INSTRUCTIONS FOR THE TASK >>
Decide whether each statement agrees with the text on diagnostics design, answering yes or no and quoting the deciding words of the text: (a) The design moved forward with Design Option 2 for displaying diagnostics outputs on Alert. (b) The "brake" function was kept in the final design. (c) Remediation timestamps were added on Alert charts.

TEXT PASSAGE >>
■ ■ ■ ■

I also explored options where the data is better visualized so that users could track the change over history or view the anomaly immediately. But after aligning with Engineers and PM, we cannot predict the scripts user install. The output data might not be numerical.
How might we enable users to run and view DiagnosticSources outputs at the time of alerts?
For the reactive troubleshooting flow, I compared 2 design options for displaying the diagnostics outputs on Alert. We move forward with Design Option 2.


Option 1 - Less dev efforts
It will display a record of DiagnosticSource outputs on this Resource. It will look similar to the history tab on resources. It requires less efforts but will ask users to spend extra time filtering out the diagnostic outputs at the time of alert. It's difficult for users to manually run a DiagnosticSource without leaving the current interface too.
✅ Option 2 - Display of outputs at the time of alerts
When users dive deep in an alert, they want to view the diagnostic outputs directly relevant to the alert context. Option 2 focuses on showing the outputs so that users will access those information immediately. On top of that, they may manually run diagnostics with a click to see the current results.
How might we help users understand whether the RemediationSources work or not?
Instead of copying the display of DiagnosticSource outputs, I'd argue that outputs of RemediationSources are less important than that of Diagnostics. Instead users care about whether the remediation fixes the issue. While talking to engineers, there are no convenient ways of validating whether it works or not. Instead, I propose that we could visualize diagnostic actions on the alert chart. By observing the attempts, users will understand whether the actions work or not.
The ideation was developed along with the design and development phases of this project. After aligning with stakeholders, I delivered the high-fidelity designs.
Delivery
Manually run a DiagnosticSource
For proactive troubleshooting flow where users would routinely run diagnostics to do health check, users will run diagnostics at the device level on Resources. As what matters most to users is the diagnostics outputs, I used the major viewport to show the diagnostic outputs. In addition, users could check the script by clicking Script preview before running the diagnostics.

The design files also include the different status - error, success, in progress, and empty.


❌ I tried to include a "brake" function in the design. But after aligning with engineers, it's not easy to implement or feasible.
✅ As an alternative, I add "friction" to users' action. After they click running, a pop-up window will appear to ask users to confirm their action.
View previous diagnostics outputs
Users are able to view the history of a single DiagnosticSource. History is helpful for users to understand the baseline and any anomaly. Given it's placed in a complex product structure, I used collapsed rows to help users navigate the record while also enable users to view the outputs. Meanwhile, after users locate the record that they are interested in, they could use Fullscreen to view the output in details.

Automated Diagnostics at the time of alerts
Users could view automated diagnostic outputs after they configured their Diagnostic and Remediation rules. Similar to Resources, Alerts has a complex information architecture. To give users what they want to see immediately, i.e. the diagnostic outputs at the time of alerts, the design is changed to tiles of widgets displaying the information that matters most to users, instead of a list of DiagnosticSources that require select, history, and view outputs among other steps for users to find the data.

Validate the effects of Remediation
While the outputs of diagnostics matter most to users, the use case for remediation is different - what users care most is whether the remediation actions are effective on their alerts. To visualize the effects of Remediation, I added Remediation timestamps on Alert charts.

■ ■ ■ ■

Page segmentation data >>
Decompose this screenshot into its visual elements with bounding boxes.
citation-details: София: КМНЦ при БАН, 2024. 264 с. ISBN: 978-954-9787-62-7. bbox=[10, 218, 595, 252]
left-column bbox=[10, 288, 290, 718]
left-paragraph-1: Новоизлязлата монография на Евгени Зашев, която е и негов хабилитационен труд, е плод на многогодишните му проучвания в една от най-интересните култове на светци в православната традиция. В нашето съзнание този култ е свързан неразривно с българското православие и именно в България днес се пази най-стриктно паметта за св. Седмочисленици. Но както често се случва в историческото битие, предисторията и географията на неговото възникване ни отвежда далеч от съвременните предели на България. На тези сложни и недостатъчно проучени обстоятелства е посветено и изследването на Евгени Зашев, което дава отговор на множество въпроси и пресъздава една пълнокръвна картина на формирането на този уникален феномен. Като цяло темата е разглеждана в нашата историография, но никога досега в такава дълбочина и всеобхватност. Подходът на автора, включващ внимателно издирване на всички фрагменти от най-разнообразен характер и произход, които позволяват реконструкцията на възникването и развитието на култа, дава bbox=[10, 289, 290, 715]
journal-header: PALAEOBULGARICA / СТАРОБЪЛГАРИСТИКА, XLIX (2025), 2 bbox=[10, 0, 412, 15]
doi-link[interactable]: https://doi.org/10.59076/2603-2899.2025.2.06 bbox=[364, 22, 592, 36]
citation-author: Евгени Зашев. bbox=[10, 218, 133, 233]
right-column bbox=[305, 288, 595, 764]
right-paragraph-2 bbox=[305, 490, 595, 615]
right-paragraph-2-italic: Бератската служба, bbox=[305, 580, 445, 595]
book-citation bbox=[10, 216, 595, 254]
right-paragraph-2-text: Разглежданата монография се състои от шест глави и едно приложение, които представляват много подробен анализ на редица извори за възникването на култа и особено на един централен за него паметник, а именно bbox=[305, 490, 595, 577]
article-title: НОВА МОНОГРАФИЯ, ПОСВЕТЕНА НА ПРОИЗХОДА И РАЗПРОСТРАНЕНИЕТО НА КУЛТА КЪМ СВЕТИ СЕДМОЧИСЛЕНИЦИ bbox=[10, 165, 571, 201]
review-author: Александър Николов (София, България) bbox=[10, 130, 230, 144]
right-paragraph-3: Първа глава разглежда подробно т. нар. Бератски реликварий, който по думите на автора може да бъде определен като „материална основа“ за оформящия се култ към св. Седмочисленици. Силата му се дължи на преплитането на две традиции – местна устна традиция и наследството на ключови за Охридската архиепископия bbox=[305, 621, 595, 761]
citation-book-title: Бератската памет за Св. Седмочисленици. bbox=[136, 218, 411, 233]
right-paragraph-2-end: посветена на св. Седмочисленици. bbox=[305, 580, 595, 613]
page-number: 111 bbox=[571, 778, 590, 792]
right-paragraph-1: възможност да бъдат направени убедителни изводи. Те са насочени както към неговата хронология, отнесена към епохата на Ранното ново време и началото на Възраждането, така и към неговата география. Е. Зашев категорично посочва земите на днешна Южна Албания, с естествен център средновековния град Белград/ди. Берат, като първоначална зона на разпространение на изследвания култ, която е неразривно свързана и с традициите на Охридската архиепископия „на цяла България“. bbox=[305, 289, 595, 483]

■ ■ ■ ■

EXERCISE ANSWER >>
(a) Yes: "We move forward with Design Option 2."
(b) No: "But after aligning with engineers, it's not easy to implement or feasible."
(c) Yes: "I added Remediation timestamps on Alert charts."